◆ Dataset extract
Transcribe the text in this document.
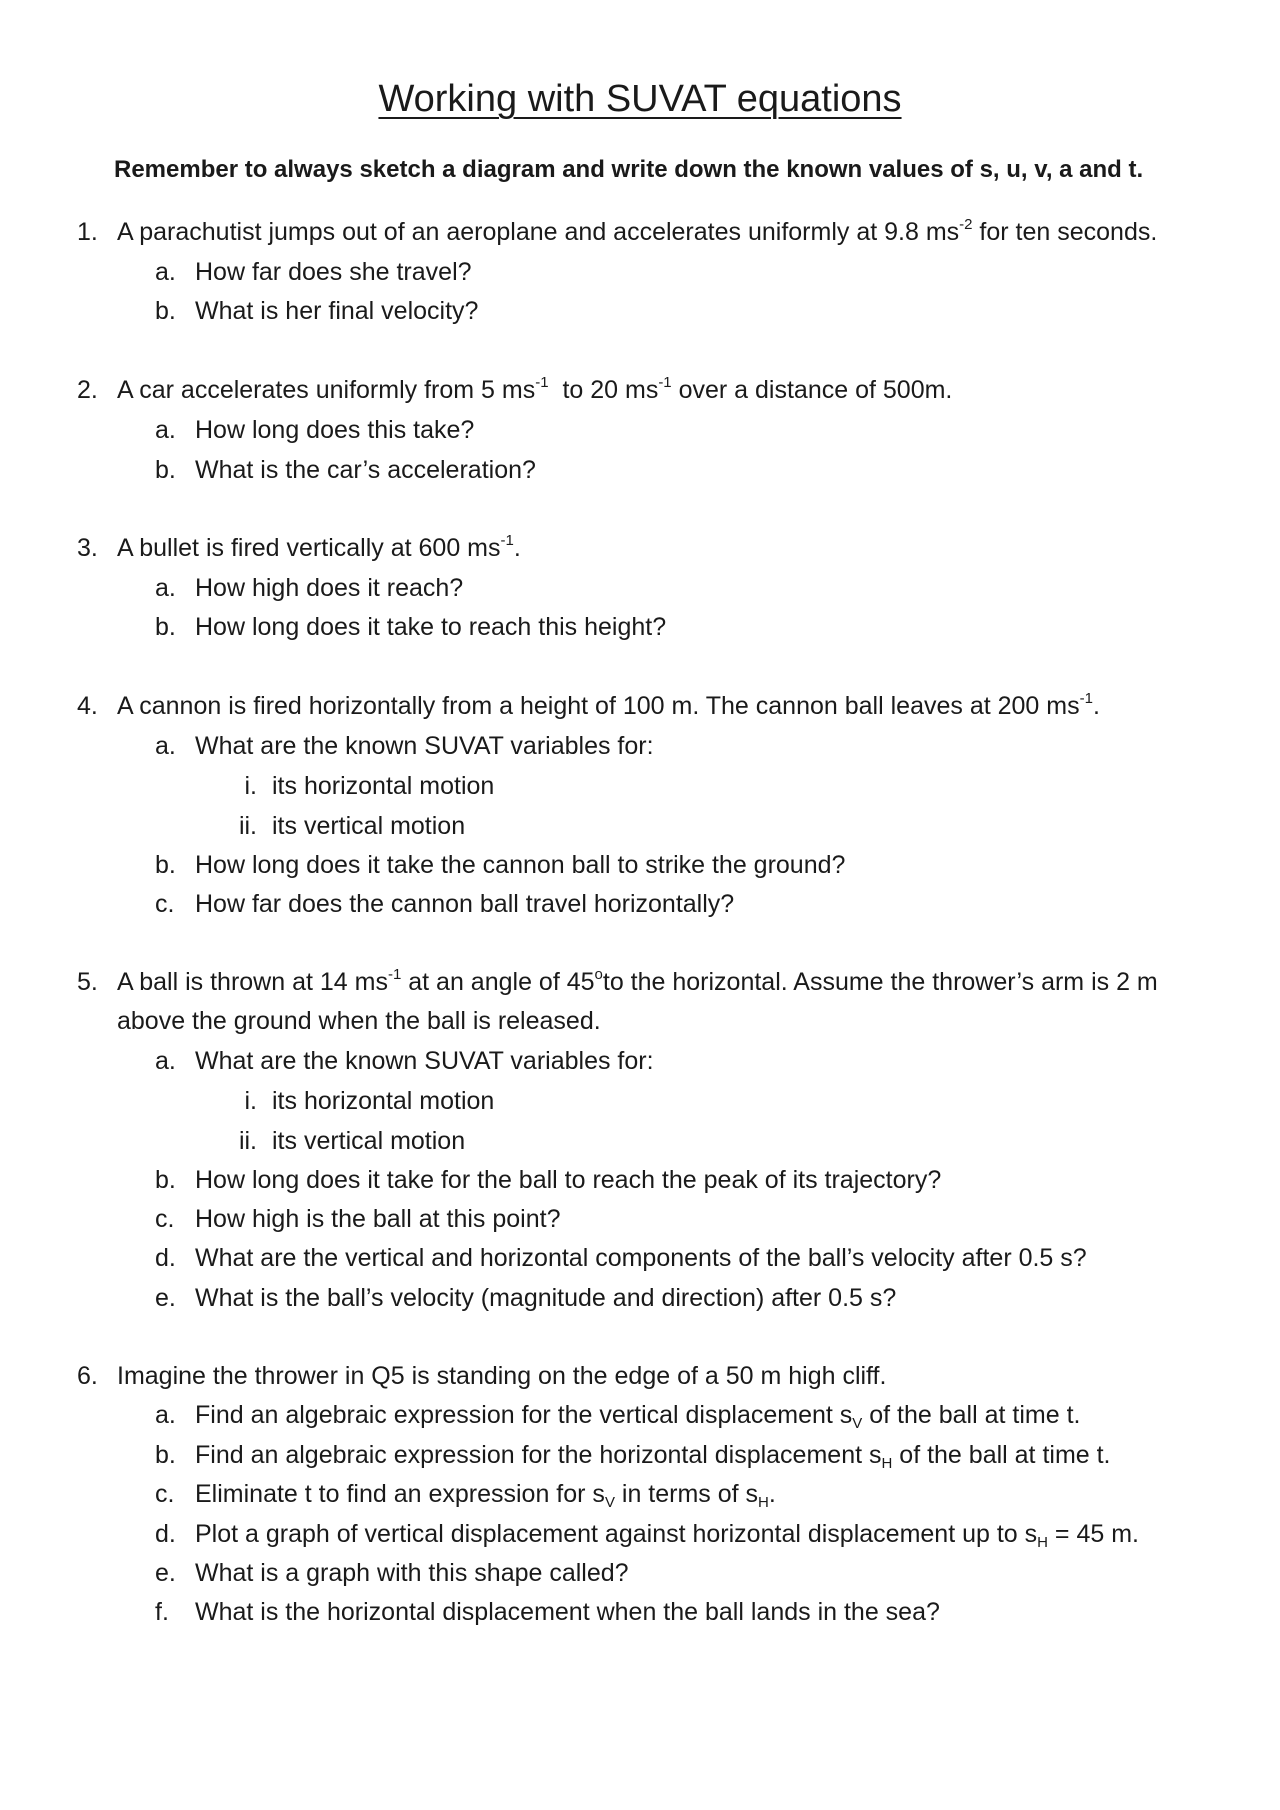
Working with SUVAT equations
Remember to always sketch a diagram and write down the known values of s, u, v, a and t.
1. A parachutist jumps out of an aeroplane and accelerates uniformly at 9.8 $ms^{-2}$ for ten seconds.
a. How far does she travel?
b. What is her final velocity?
2. A car accelerates uniformly from 5 $ms^{-1}$  to 20 $ms^{-1}$ over a distance of 500m.
a. How long does this take?
b. What is the car’s acceleration?
3. A bullet is fired vertically at 600 $ms^{-1}$.
a. How high does it reach?
b. How long does it take to reach this height?
4. A cannon is fired horizontally from a height of 100 m. The cannon ball leaves at 200 $ms^{-1}$.
a. What are the known SUVAT variables for:
i. its horizontal motion
ii. its vertical motion
b. How long does it take the cannon ball to strike the ground?
c. How far does the cannon ball travel horizontally?
5. A ball is thrown at 14 $ms^{-1}$ at an angle of 45$^o$to the horizontal. Assume the thrower’s arm is 2 m
above the ground when the ball is released.
a. What are the known SUVAT variables for:
i. its horizontal motion
ii. its vertical motion
b. How long does it take for the ball to reach the peak of its trajectory?
c. How high is the ball at this point?
d. What are the vertical and horizontal components of the ball’s velocity after 0.5 s?
e. What is the ball’s velocity (magnitude and direction) after 0.5 s?
6. Imagine the thrower in Q5 is standing on the edge of a 50 m high cliff.
a. Find an algebraic expression for the vertical displacement $s_V$ of the ball at time t.
b. Find an algebraic expression for the horizontal displacement $s_H$ of the ball at time t.
c. Eliminate t to find an expression for $s_V$ in terms of $s_H$.
d. Plot a graph of vertical displacement against horizontal displacement up to $s_H = 45$ m.
e. What is a graph with this shape called?
f. What is the horizontal displacement when the ball lands in the sea?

◆ Aim of the exercise
Go through the material above and count the lines that contain "expression"; answer with the number alone.

◆ Reply
3